→ Source text
□ □ □

- Contemporary Greek art
-
This article is part of the series on: Greek Bronze Age Cycladic art - Minoan art Mycenean art
Art in ancient Greece Archaic Greek art - Classical Greek art
see also: Greco-Buddhist art
Medieval Greece Byzantine art - Macedonian art Post-Byzantine Greece Art in Ottoman Greece - Cretan School Heptanese School
Modern Greece Art in modern Greece - Munich School Contemporary Greek art
Contemporary Greek Art is defined as the art produced by Greek artists after World War II.
Contents
Painting-Sculpture
Abstract Expressionism
Theodoros Stamos (1922-1997) was a great abstract expressionism art from Lefkas that lived and worked in New York in the 40s and 50s. His work has been exhibited throughout the world, and can be found in major museum collections such as the Whitney Museum of Art, the Guggenheim Museum, Smithsonian and the National Gallery of Art in Washington, D.C.[1]
Kinetic Art
Takis was born in 1925 in Athens, and he is an internationally acclaimed selftaught sculptor. He travelled, worked exhibited in Athens, Paris, London, New York and in many other cities. He is particularly known for his telemagnetic sculpture that formed the basis of his aesthetic expression and his musical sculptures. Takis' musical sculptures are based on the simple concept of using magnetic waves caused by electricity as a means to activate repeated musical sounds: the latter are to be heard every time a needle strikes a string, when attracted by a magnet. He won the Grand Prize at the Paris New Biennale in 1985. An illustrative example would be the installation of a real forest of numerous Signs in the Place de la Defence in Paris (1984-87), the original and imaginative illumination of the Arc de Triomphe at the same period, the transformation of the aqueduct at Beauvais into a musical tower with a network of vertical metallic strings, in 1992, and his design for the layout of a subway station in Toulouse in 1993. Takis' non-morphological inquiries have continued through successive rejections of represantationalism; his method and the acoustic sensations which it calls forth retain their austerity. These are the features which place his artistic inventions among the most important achievements of contemporary, post-World War II art[2]. Another famous Greek kinetic art artist is Chrysa.

□ □ □

→ Data lines
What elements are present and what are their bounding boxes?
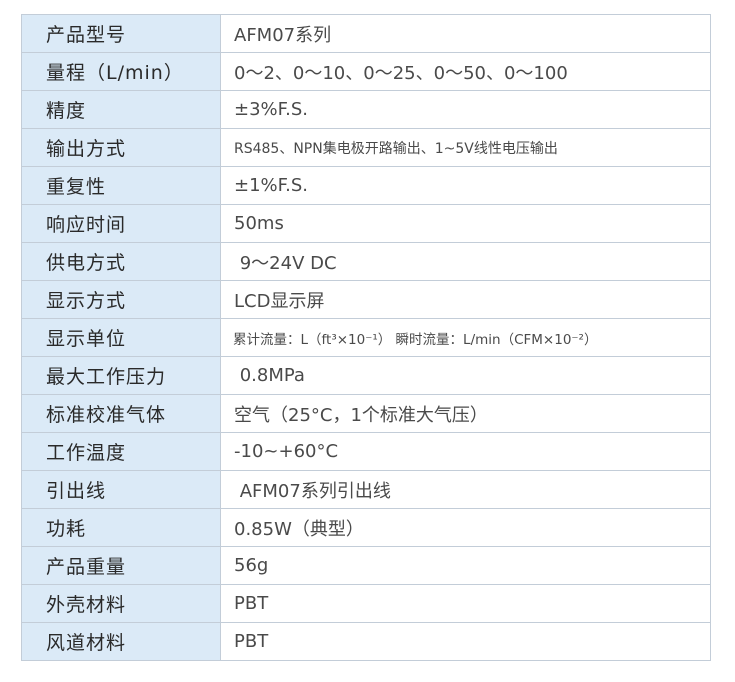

□ □ □

→ Set exercise A
According to the text on contemporary Greek art, in what year did Takis win the Grand Prize at the Paris New Biennale?
→ Set exercise B
Duplicate the part of the text on contemporary Greek art that begins at the words "- Contemporary Greek" and ends after the words "World War II.".

→ Expected output A
1985

→ Expected output B
- Contemporary Greek art
-
This article is part of the series on: Greek Bronze Age Cycladic art - Minoan art Mycenean art
Art in ancient Greece Archaic Greek art - Classical Greek art
see also: Greco-Buddhist art
Medieval Greece Byzantine art - Macedonian art Post-Byzantine Greece Art in Ottoman Greece - Cretan School Heptanese School
Modern Greece Art in modern Greece - Munich School Contemporary Greek art
Contemporary Greek Art is defined as the art produced by Greek artists after World War II.